* WORK TO COMPLETE
Copy verbatim the entries below, starting at the very first line and ending at the line that contains "tab-label: 我的: [343, 829, 370, 844]", with both of those lines included.

________________________

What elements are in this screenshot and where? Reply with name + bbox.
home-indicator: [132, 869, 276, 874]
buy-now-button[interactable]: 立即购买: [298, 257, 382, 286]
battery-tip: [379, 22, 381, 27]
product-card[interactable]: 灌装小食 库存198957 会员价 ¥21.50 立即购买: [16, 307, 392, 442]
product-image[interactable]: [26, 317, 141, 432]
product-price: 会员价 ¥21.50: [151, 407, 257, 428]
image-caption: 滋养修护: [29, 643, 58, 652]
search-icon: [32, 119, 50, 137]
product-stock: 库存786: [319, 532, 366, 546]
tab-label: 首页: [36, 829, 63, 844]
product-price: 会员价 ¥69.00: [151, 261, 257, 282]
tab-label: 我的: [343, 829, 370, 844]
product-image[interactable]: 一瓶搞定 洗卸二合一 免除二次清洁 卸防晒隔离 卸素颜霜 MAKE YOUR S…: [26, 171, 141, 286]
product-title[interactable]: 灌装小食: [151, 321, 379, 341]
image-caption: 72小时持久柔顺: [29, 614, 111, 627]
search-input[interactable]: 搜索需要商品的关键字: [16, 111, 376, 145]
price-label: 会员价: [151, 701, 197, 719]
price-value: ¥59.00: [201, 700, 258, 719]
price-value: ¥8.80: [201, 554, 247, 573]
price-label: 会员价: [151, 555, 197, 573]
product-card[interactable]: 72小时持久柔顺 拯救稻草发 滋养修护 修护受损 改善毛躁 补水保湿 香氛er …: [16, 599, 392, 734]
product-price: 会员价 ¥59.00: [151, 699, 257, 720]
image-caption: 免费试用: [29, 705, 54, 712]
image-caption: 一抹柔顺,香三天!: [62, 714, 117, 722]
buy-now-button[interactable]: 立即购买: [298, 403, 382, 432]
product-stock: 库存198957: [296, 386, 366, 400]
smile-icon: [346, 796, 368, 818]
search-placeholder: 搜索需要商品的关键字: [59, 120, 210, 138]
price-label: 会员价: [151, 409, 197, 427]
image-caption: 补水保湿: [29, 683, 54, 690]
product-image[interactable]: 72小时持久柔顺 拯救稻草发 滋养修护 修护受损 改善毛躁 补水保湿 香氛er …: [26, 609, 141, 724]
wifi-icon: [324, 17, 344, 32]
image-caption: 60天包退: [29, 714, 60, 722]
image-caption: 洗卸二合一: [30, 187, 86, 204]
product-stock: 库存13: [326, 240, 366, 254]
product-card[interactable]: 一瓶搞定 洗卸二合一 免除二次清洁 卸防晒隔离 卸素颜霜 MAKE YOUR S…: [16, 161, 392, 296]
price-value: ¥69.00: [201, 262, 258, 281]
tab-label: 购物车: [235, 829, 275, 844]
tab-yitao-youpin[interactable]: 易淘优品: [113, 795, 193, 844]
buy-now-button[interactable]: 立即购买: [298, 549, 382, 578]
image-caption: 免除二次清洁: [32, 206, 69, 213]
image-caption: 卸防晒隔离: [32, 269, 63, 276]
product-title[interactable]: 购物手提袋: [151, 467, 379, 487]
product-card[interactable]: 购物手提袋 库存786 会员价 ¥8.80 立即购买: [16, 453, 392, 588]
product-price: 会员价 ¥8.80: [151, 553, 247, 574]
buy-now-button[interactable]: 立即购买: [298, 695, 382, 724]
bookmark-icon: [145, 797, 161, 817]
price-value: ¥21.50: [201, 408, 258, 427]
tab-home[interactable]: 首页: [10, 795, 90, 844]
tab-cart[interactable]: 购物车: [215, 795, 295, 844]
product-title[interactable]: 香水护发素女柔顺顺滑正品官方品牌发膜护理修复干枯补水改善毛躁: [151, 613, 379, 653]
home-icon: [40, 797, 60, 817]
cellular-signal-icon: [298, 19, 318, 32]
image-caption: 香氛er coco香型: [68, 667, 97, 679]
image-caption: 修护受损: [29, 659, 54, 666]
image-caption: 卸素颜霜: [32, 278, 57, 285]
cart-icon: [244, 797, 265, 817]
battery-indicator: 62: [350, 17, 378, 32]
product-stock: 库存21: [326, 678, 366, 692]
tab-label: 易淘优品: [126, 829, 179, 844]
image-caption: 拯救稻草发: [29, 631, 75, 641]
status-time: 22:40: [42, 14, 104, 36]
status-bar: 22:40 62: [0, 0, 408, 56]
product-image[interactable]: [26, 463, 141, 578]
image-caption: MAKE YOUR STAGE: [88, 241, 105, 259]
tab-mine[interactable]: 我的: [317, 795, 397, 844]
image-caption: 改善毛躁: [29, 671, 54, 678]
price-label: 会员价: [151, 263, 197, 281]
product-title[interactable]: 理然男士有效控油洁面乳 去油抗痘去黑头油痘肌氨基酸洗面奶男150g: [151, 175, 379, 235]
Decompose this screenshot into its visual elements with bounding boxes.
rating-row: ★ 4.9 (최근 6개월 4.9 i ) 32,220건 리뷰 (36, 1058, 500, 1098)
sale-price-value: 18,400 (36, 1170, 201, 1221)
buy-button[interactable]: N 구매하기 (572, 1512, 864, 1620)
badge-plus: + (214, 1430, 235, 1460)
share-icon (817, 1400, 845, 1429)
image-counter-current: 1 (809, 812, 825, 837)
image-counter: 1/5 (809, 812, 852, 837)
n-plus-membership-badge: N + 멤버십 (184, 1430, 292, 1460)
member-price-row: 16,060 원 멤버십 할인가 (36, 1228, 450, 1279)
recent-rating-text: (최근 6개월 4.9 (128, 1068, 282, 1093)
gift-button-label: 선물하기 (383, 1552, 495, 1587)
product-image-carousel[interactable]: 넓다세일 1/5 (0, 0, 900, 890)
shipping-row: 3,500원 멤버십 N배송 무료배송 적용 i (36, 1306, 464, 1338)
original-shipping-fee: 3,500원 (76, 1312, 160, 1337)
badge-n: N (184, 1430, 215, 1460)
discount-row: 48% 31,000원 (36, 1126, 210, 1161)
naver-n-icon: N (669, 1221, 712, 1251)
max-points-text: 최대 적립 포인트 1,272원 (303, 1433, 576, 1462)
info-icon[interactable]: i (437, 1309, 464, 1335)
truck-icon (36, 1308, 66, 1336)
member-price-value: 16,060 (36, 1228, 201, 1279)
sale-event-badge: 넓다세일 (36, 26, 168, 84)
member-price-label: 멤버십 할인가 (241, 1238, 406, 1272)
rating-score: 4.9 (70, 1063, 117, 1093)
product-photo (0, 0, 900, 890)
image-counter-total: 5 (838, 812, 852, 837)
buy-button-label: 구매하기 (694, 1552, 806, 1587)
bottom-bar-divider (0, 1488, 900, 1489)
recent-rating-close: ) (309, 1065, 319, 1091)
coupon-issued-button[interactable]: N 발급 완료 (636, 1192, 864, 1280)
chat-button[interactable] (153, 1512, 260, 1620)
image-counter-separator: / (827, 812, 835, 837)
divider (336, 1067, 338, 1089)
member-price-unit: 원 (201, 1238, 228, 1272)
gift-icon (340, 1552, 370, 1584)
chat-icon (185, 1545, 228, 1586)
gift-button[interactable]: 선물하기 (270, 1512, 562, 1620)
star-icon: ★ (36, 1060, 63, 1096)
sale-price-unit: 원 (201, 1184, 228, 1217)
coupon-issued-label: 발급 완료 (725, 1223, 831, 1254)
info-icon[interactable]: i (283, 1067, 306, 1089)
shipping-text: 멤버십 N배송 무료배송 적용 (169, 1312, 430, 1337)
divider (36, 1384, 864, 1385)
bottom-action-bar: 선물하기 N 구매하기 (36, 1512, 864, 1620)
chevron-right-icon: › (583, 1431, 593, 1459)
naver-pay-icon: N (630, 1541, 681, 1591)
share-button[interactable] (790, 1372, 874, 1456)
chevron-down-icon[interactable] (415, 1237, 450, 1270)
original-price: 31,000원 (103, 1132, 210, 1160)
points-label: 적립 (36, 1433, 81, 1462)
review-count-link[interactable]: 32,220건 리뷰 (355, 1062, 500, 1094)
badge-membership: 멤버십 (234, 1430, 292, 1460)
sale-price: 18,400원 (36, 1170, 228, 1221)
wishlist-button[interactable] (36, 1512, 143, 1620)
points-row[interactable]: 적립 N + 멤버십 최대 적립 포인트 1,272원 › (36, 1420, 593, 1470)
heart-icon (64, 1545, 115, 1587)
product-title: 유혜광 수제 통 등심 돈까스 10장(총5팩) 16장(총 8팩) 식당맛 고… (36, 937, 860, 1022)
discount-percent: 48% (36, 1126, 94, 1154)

________________________

* SOLUTION FOR THIS TASK
What elements are in this screenshot and where? Reply with name + bbox.
home-indicator: [132, 869, 276, 874]
buy-now-button[interactable]: 立即购买: [298, 257, 382, 286]
battery-tip: [379, 22, 381, 27]
product-card[interactable]: 灌装小食 库存198957 会员价 ¥21.50 立即购买: [16, 307, 392, 442]
product-image[interactable]: [26, 317, 141, 432]
product-price: 会员价 ¥21.50: [151, 407, 257, 428]
image-caption: 滋养修护: [29, 643, 58, 652]
search-icon: [32, 119, 50, 137]
product-stock: 库存786: [319, 532, 366, 546]
tab-label: 首页: [36, 829, 63, 844]
product-price: 会员价 ¥69.00: [151, 261, 257, 282]
tab-label: 我的: [343, 829, 370, 844]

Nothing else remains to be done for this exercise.